_INPUT FOR THIS TASK:_
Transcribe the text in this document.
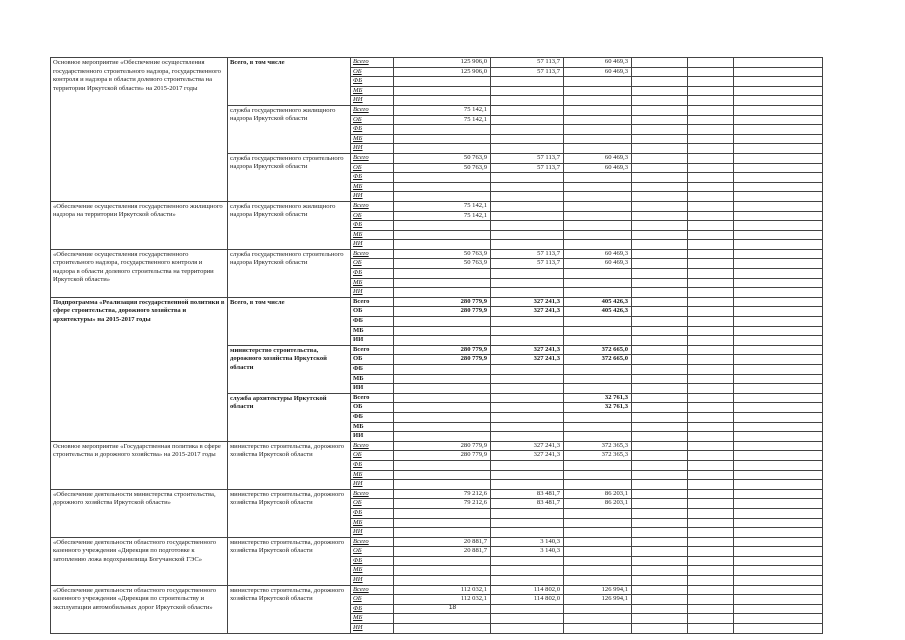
Основное мероприятие «Обеспечение осуществления государственного строительного надзора, государственного контроля и надзора в области долевого строительства на территории Иркутской области» на 2015-2017 годы	Всего, в том числе	Всего	125 906,0	57 113,7	60 469,3			
		ОБ	125 906,0	57 113,7	60 469,3			
		ФБ						
		МБ						
		ИИ						
	служба государственного жилищного надзора Иркутской области	Всего	75 142,1					
		ОБ	75 142,1					
		ФБ						
		МБ						
		ИИ						
	служба государственного строительного надзора Иркутской области	Всего	50 763,9	57 113,7	60 469,3			
		ОБ	50 763,9	57 113,7	60 469,3			
		ФБ						
		МБ						
		ИИ						
«Обеспечение осуществления государственного жилищного надзора на территории Иркутской области»	служба государственного жилищного надзора Иркутской области	Всего	75 142,1					
		ОБ	75 142,1					
		ФБ						
		МБ						
		ИИ						
«Обеспечение осуществления государственного строительного надзора, государственного контроля и надзора в области долевого строительства на территории Иркутской области»	служба государственного строительного надзора Иркутской области	Всего	50 763,9	57 113,7	60 469,3			
		ОБ	50 763,9	57 113,7	60 469,3			
		ФБ						
		МБ						
		ИИ						
Подпрограмма «Реализация государственной политики в сфере строительства, дорожного хозяйства и архитектуры» на 2015-2017 годы	Всего, в том числе	Всего	280 779,9	327 241,3	405 426,3			
		ОБ	280 779,9	327 241,3	405 426,3			
		ФБ						
		МБ						
		ИИ						
	министерство строительства, дорожного хозяйства Иркутской области	Всего	280 779,9	327 241,3	372 665,0			
		ОБ	280 779,9	327 241,3	372 665,0			
		ФБ						
		МБ						
		ИИ						
	служба архитектуры Иркутской области	Всего			32 761,3			
		ОБ			32 761,3			
		ФБ						
		МБ						
		ИИ						
Основное мероприятие «Государственная политика в сфере строительства и дорожного хозяйства» на 2015-2017 годы	министерство строительства, дорожного хозяйства Иркутской области	Всего	280 779,9	327 241,3	372 365,3			
		ОБ	280 779,9	327 241,3	372 365,3			
		ФБ						
		МБ						
		ИИ						
«Обеспечение деятельности министерства строительства, дорожного хозяйства Иркутской области»	министерство строительства, дорожного хозяйства Иркутской области	Всего	79 212,6	83 481,7	86 203,1			
		ОБ	79 212,6	83 481,7	86 203,1			
		ФБ						
		МБ						
		ИИ						
«Обеспечение деятельности областного государственного казенного учреждения «Дирекция по подготовке к затоплению ложа водохранилища Богучанской ГЭС»	министерство строительства, дорожного хозяйства Иркутской области	Всего	20 881,7	3 140,3				
		ОБ	20 881,7	3 140,3				
		ФБ						
		МБ						
		ИИ						
«Обеспечение деятельности областного государственного казенного учреждения «Дирекция по строительству и эксплуатации автомобильных дорог Иркутской области»	министерство строительства, дорожного хозяйства Иркутской области	Всего	112 032,1	114 802,0	126 994,1			
		ОБ	112 032,1	114 802,0	126 994,1			
		ФБ						
		МБ						
		ИИ						
18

_WRITTEN INSTRUCTION:_ Pull out each line of the entries that contains "строительного".

_FULL RESPONSE:_
Основное мероприятие «Обеспечение осуществления государственного строительного надзора, государственного контроля и надзора в области долевого строительства на территории Иркутской области» на 2015-2017 годы	Всего, в том числе	Всего	125 906,0	57 113,7	60 469,3			
	служба государственного строительного надзора Иркутской области	Всего	50 763,9	57 113,7	60 469,3			
«Обеспечение осуществления государственного строительного надзора, государственного контроля и надзора в области долевого строительства на территории Иркутской области»	служба государственного строительного надзора Иркутской области	Всего	50 763,9	57 113,7	60 469,3			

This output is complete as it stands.